■ Data excerpts
* * *
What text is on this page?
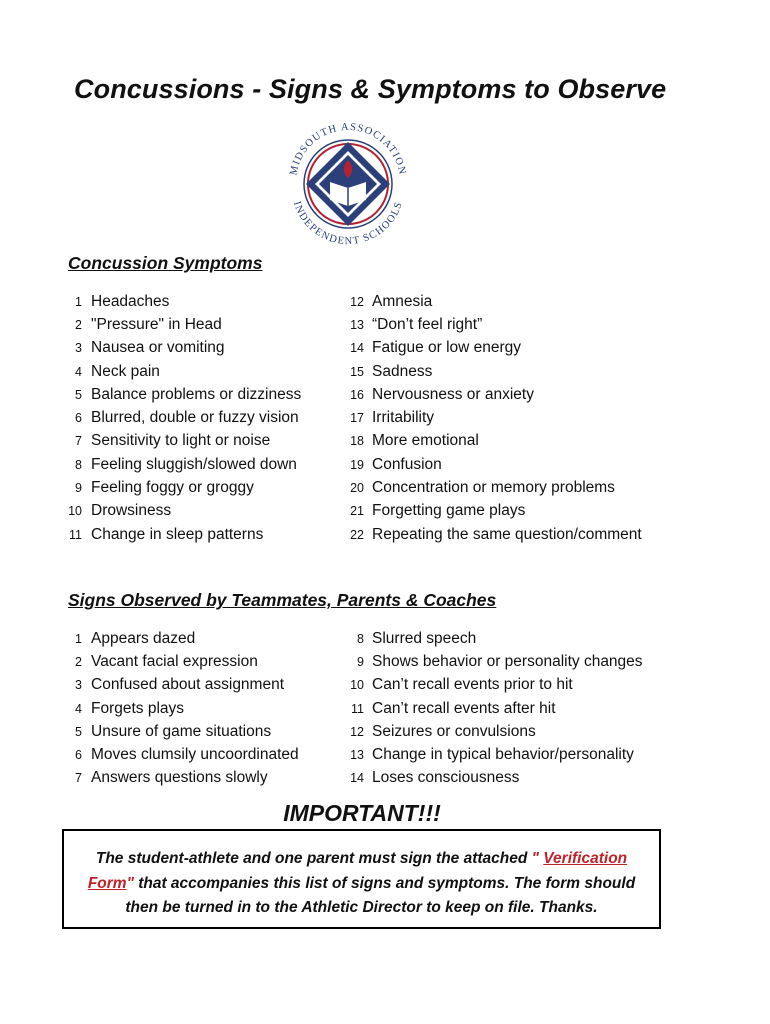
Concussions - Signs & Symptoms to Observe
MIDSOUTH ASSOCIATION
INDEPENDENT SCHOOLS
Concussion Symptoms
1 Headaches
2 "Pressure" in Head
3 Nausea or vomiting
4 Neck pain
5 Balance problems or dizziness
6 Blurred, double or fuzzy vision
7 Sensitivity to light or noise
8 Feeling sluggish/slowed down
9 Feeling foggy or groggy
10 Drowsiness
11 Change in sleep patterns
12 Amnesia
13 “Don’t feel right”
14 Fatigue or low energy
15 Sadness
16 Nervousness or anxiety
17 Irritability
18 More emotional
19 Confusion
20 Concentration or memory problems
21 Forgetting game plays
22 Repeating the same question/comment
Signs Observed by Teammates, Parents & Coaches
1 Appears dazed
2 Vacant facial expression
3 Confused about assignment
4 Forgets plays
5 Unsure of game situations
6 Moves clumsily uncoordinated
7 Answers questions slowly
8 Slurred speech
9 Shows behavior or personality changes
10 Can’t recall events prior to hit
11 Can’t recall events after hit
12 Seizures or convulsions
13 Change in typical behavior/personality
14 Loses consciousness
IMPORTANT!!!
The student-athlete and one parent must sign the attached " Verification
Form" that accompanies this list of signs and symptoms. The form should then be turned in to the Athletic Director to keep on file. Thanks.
* * *
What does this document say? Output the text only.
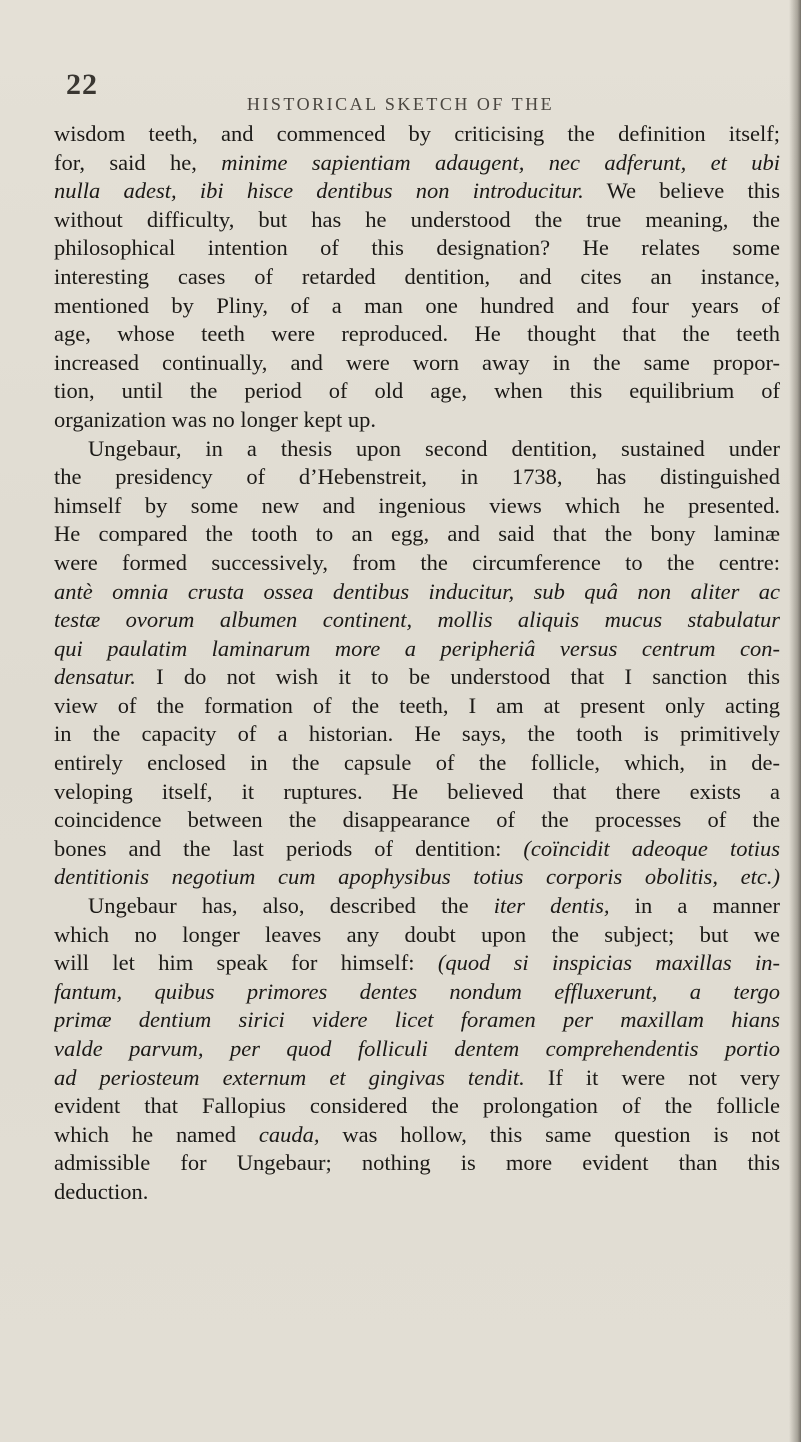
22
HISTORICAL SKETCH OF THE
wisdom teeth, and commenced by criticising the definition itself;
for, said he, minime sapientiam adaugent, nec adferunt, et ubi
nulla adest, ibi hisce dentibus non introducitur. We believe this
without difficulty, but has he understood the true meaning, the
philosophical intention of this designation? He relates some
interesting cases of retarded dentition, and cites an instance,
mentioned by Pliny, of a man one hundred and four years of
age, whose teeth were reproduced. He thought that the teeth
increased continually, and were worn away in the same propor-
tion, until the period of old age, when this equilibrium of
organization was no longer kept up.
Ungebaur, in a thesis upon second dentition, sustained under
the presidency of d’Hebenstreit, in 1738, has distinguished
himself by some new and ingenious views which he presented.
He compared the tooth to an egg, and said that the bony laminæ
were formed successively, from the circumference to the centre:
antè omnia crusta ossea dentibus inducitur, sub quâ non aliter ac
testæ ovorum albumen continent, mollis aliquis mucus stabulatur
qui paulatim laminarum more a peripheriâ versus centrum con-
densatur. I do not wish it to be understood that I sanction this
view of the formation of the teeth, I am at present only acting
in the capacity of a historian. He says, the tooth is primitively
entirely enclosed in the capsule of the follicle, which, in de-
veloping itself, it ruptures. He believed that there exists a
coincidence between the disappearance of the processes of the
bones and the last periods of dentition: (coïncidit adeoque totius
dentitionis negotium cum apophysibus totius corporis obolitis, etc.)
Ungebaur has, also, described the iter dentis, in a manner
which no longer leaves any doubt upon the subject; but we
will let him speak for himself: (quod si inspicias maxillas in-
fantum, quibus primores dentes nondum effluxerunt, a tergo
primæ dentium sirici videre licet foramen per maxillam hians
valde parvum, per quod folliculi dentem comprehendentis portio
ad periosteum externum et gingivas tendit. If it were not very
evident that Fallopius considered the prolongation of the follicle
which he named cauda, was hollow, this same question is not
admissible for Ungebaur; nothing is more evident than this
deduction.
* * *
■ SET PROBLEM
List all lines above in which the string "understood" appears.

■ REPLY TO THE EXERCISE
without difficulty, but has he understood the true meaning, the
densatur. I do not wish it to be understood that I sanction this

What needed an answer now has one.